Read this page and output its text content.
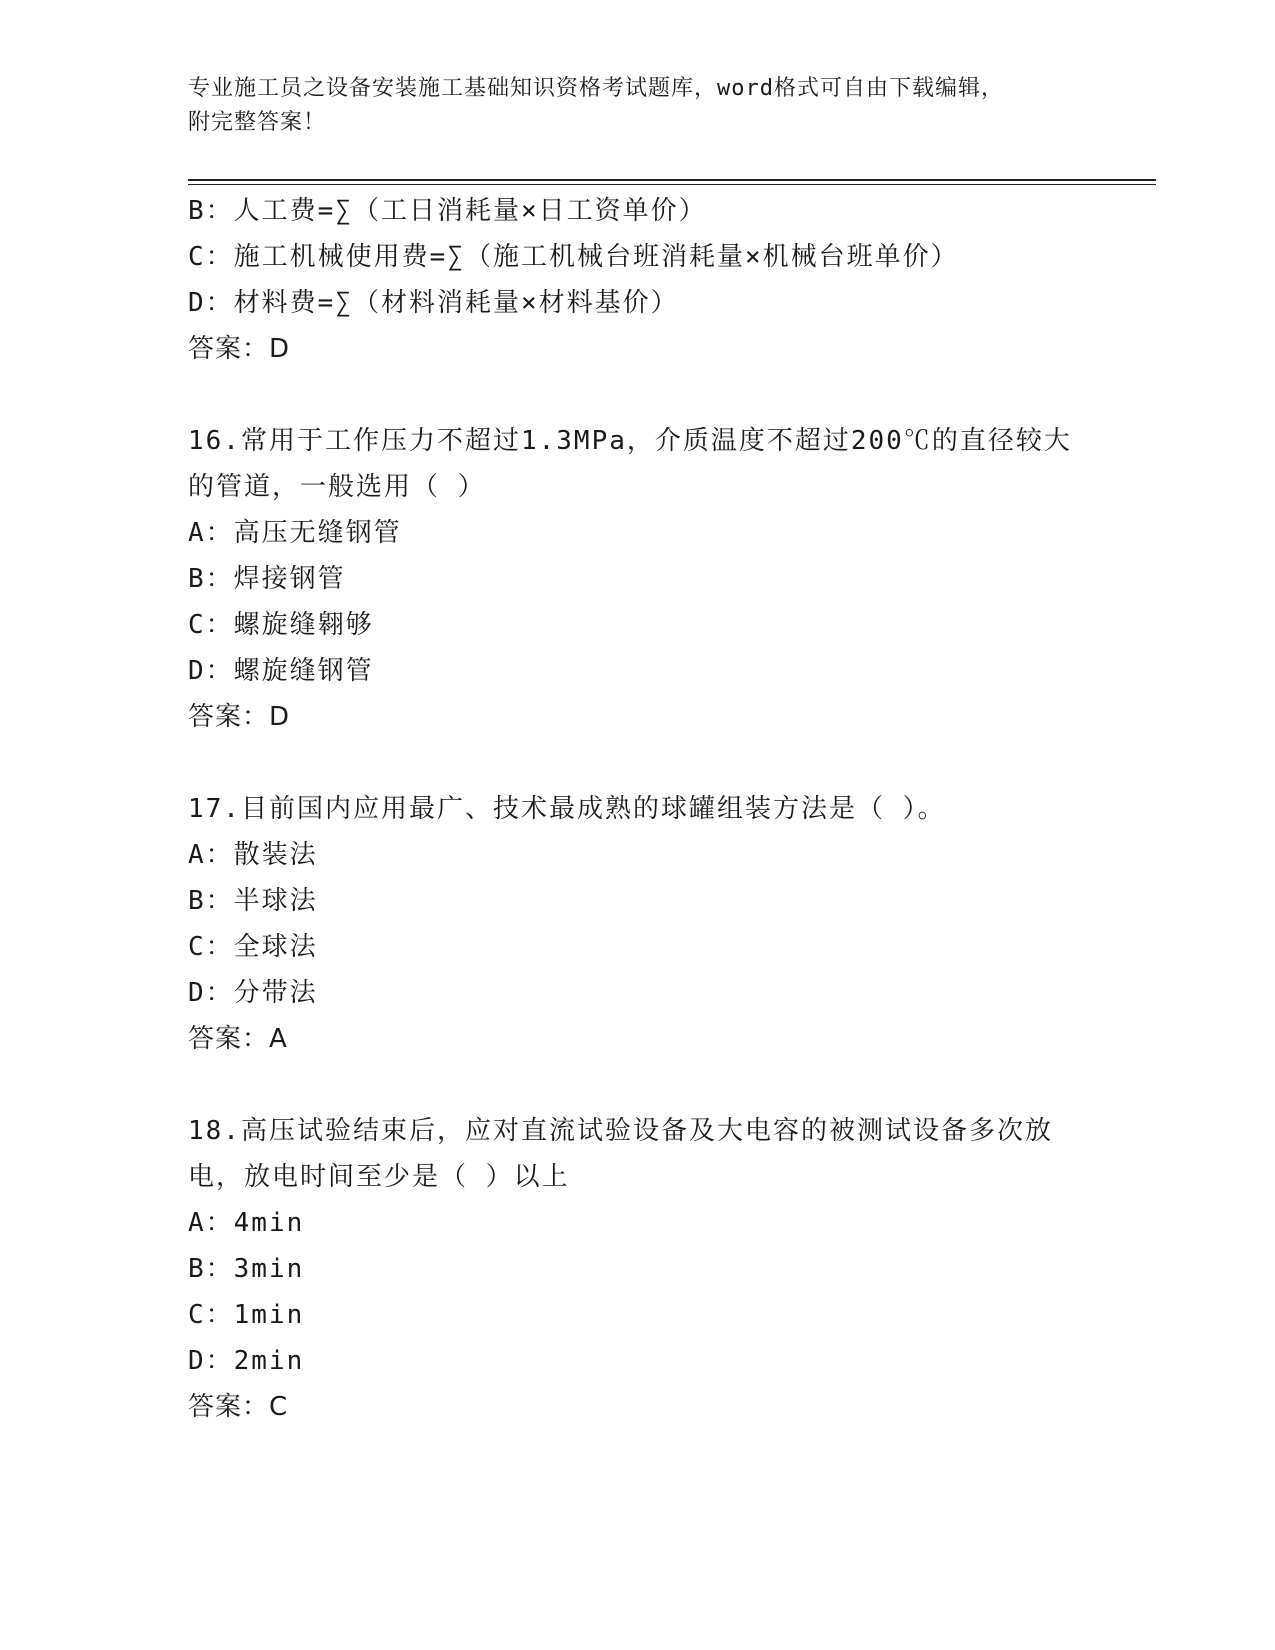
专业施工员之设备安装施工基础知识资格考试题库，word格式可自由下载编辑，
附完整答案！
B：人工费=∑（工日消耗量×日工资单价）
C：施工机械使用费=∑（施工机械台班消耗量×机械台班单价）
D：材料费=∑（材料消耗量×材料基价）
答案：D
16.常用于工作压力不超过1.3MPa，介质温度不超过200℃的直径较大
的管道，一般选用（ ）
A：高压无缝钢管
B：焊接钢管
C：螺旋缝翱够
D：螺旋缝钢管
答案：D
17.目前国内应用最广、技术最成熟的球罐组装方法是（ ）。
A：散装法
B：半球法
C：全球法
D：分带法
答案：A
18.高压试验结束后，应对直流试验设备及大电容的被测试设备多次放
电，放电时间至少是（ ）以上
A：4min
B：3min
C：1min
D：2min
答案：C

**Short problem:** Reproduce the whole listing word for word, setting aside any pictures.

**Written solution:**
Read this page and output its text content.
专业施工员之设备安装施工基础知识资格考试题库，word格式可自由下载编辑，
附完整答案！
B：人工费=∑（工日消耗量×日工资单价）
C：施工机械使用费=∑（施工机械台班消耗量×机械台班单价）
D：材料费=∑（材料消耗量×材料基价）
答案：D
16.常用于工作压力不超过1.3MPa，介质温度不超过200℃的直径较大
的管道，一般选用（ ）
A：高压无缝钢管
B：焊接钢管
C：螺旋缝翱够
D：螺旋缝钢管
答案：D
17.目前国内应用最广、技术最成熟的球罐组装方法是（ ）。
A：散装法
B：半球法
C：全球法
D：分带法
答案：A
18.高压试验结束后，应对直流试验设备及大电容的被测试设备多次放
电，放电时间至少是（ ）以上
A：4min
B：3min
C：1min
D：2min
答案：C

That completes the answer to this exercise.